> **TASKS TO CARRY OUT**:
A. Name the three things that the passage on Bauddh Dharm says Buddha emphatically denied being.
B. Write the next part of the passage on Bauddh Dharm, picking up after its final line.

> **GIVEN PASSAGE**:
India has a continuous civilization since 2500 BC. During the 2nd millennium, Aaryan speaking tribes migrated from northwest into the Indian subcontinent. The following information has been take from "The Aangirasa Dictionary of the Hindu Religion and Culture", by Aangiras Muni. 1999. p 249-254.
[Text in green is my comments]

Bauddh Dharm -
Bauddh Dharm can be better understood if one knows that its founder, Gautam Buddh was born in a Hindu family and received his spiritual training from Hindu saints. Therefore Buddhism derives much from Hindu Dharm and its vocabulary is almost entirely Hindu. Foreign writers have taken pleasure in calling Hindu Dharm "Braahmanism" and have tried hard, though unsuccessfully to prove that Buddhism came in opposition to the so-called Braahmanism. Calling Hindu Dharm "Braahmanism" is wrong, as calling the Catholic branch of Christianity "Popism" after the Pope.

Siddhaarth Gautam was born in 624 BC and by that time almost all Hindu scriptures had been composed - all 4 Ved, all 14 genuine Upanishad, Bhagvad Geetaa. They were all composed even before any Buddhist cannon had been even conceptualized. Buddha was not the Enlightened One in real sense, he was original in many ways original in interpreting existing Hindu scriptures.

Originally Buddha lay his emphasis on logic. He preached that everybody should examine, study and understand the religious postulates for himself and become a Buddha himself in the process. Unlike some messiahs Buddha emphatically denied that he was God, God-incarnate, or the chosen Son of God. All he claimed that he became Enlightened. He laid down some principles for the people to consider, if they found them reasonable. And so great was the force in what he said that many people believed in them and became his followers, including learned people and even kings. It spread in many countries and is still observed in many countries even after 2,500 years with local variations but the main tenets are the same.

Preaching of Buddha
Buddha preached 10 virtues :-

(1) Daan (Charity),             (2) Sheel (Morality,     (3) Kshaanti (Patience),      (4) Veerya (Effort)            (5) Dhyaan (Meditation,    
(6) Pragyaa (Wisdom),        (7) Upaaya (Skill),       (8) Pranidhaan (Devotion)   (9) Bal (Strength),   and     (10) Gyaan (Knowledge).

Data extracted from a collection:

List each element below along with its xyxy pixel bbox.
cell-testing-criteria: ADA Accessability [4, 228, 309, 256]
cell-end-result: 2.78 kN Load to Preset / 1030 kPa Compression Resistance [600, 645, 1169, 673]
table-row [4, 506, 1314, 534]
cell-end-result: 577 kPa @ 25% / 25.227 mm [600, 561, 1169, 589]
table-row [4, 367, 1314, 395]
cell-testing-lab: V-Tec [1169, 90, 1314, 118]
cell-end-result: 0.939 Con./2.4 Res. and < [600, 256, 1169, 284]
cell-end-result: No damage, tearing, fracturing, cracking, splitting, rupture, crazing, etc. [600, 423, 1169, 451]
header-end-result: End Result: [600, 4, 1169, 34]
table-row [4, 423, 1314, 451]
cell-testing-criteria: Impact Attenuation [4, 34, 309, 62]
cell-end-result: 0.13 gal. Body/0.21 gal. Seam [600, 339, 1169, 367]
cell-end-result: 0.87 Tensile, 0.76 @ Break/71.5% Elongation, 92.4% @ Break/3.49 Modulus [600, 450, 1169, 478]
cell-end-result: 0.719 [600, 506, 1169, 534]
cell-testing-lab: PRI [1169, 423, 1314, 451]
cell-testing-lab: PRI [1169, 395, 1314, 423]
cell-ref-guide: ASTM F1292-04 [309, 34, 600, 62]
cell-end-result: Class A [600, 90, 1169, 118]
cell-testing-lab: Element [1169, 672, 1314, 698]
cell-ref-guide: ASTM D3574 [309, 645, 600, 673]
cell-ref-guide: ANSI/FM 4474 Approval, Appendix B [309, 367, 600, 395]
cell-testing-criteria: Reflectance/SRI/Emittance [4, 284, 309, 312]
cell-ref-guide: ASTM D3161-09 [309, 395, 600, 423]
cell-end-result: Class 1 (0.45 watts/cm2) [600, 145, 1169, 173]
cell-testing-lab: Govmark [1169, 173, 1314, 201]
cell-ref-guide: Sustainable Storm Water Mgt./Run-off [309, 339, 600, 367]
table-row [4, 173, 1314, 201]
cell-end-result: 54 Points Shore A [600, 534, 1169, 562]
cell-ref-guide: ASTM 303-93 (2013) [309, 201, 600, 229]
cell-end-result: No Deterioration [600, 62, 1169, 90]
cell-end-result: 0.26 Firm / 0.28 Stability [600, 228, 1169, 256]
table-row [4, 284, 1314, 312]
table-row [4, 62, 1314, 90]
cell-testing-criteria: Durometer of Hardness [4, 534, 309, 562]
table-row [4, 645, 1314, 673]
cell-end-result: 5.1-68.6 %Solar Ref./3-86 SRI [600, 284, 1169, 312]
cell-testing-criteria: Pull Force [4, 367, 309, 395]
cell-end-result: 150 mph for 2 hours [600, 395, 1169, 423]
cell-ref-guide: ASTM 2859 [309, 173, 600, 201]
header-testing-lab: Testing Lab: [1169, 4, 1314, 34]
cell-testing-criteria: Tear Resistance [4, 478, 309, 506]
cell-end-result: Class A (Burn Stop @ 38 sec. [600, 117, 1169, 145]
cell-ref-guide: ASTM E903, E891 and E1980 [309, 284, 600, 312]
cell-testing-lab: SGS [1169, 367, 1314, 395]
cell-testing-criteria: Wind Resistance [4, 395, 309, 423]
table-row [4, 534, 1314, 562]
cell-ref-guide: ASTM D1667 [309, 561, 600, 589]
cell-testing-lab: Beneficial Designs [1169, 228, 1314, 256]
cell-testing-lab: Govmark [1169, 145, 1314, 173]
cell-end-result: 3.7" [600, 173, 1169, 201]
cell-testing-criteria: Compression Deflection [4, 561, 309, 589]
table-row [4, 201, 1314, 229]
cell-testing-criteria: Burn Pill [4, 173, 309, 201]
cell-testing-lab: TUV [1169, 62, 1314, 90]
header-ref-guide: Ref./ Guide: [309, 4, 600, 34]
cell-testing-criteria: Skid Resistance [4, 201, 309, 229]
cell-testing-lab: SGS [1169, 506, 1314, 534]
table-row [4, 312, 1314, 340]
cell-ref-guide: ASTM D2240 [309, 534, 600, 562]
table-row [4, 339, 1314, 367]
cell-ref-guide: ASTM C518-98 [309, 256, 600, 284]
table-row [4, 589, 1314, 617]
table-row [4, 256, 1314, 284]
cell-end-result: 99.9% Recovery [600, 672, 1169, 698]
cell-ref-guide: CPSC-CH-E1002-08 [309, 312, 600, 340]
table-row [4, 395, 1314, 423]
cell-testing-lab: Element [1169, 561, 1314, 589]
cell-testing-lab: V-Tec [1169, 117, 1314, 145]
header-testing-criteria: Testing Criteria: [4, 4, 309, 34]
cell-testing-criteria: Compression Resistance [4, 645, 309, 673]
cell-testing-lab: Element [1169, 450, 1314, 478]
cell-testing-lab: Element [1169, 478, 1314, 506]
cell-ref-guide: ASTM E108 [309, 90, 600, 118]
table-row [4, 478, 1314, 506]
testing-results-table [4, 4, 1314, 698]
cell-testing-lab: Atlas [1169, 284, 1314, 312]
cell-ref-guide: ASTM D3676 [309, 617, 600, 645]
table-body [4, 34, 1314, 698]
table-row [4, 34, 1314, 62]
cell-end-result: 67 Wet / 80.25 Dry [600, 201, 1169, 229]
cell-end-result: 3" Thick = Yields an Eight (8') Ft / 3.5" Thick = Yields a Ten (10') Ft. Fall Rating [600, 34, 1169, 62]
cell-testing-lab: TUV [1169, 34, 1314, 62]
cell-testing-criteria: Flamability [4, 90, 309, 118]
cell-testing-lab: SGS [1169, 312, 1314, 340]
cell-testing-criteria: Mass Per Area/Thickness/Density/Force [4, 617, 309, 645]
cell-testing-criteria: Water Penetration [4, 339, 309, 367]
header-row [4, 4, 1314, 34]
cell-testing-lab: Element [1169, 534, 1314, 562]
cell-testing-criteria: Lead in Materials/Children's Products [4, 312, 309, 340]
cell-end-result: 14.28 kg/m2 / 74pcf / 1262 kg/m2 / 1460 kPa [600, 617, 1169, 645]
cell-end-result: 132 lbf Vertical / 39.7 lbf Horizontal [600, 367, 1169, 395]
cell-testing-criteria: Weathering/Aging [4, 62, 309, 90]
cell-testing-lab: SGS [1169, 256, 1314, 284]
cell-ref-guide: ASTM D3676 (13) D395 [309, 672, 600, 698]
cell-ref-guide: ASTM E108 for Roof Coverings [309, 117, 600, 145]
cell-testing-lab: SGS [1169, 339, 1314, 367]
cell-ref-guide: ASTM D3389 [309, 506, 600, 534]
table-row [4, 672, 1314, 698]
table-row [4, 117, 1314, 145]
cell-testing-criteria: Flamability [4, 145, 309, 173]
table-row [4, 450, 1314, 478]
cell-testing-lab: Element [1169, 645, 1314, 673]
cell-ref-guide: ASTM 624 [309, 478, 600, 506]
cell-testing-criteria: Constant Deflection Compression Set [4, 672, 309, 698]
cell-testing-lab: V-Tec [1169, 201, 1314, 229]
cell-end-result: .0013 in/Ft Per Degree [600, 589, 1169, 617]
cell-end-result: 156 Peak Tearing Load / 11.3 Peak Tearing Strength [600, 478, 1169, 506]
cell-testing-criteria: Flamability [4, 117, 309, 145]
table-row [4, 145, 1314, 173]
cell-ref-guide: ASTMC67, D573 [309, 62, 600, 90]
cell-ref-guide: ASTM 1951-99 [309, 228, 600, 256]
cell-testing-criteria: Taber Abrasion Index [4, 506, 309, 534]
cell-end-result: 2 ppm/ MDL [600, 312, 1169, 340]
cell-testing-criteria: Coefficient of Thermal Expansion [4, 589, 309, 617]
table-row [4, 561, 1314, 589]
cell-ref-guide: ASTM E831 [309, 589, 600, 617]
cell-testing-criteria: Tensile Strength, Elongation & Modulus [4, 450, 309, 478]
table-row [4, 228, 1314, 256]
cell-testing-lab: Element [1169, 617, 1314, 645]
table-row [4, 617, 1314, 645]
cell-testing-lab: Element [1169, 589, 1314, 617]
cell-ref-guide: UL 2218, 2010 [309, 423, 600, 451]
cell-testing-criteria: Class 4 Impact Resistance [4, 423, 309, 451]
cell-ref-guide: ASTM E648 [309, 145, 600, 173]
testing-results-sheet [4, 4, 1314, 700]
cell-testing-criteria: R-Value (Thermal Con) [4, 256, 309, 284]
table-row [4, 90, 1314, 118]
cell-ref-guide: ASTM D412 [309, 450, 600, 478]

> **ANSWERS PROVIDED**:
A. God, God-incarnate, and the chosen Son of God.

B.
Buddha stated that there was Dukh (pain) in life along with Sukh (pleasure). Dukh is inevitable both on physical as well as mental plane. Sickness, and lack of basic needs are sources of physical Dukh. Loss of dear ones to death, loneliness, alienation, purposelessness, bad relationship, unpleasant events lead one to mental Dukh.. Thus along with Sukh, Dukh ia also inevitable. Therefore rather than complaining about them one should take positive steps to combat Dukh.

Ahankaar and Aatmaa
He told that one of the important sources of Dukh was Ego. Separating between "I" and the rest of the Universe creates a hopeless situation for the being, one calls "I". Instead of separating the two, one should consider himself connected with and in harmony with the rest of the world. In Hindu terminology, the Ego is called "Ahankaar", and Hindu Dharm strongly advocates giving up Ahankaar. Buddha used the word "Aatmaa", to state the same principle. The originality of Buddha lay in emphasizing a strong relationship between the presence of Ego and Dukh.

Anaatmaa contains another idea derived from the Upanishad, that of he impossibility of defining the Supreme Soul. Whatever you say about the Supreme Soul, it will not define Him. In this way Anaatmaa of Buddhism is almost identical to the "Neti, Neti" (meaning - "not this, not this") of the Upanishad. The third and very important suggestion of Anaatmaa and the meaning of the Ego in others is "Karunaa" (meaning compassion) - to share and feel the pain of others as though it is your own.

The Doctrine of Middle Path
Buddha's first sermon was to follow the middle path, means avoid the two extremes of self-denial, and self-indulgence - this is the Bauddh commandment for worldly living. And this middle path has been divided in 8 recommendations :-

(1) Right views,
(2) Right thoughts,
(3) Right speech,
(4) Right action,
(5) Right livelihood,
(6) Right effort
(7) Right mindfulness, and
(8) Right meditation.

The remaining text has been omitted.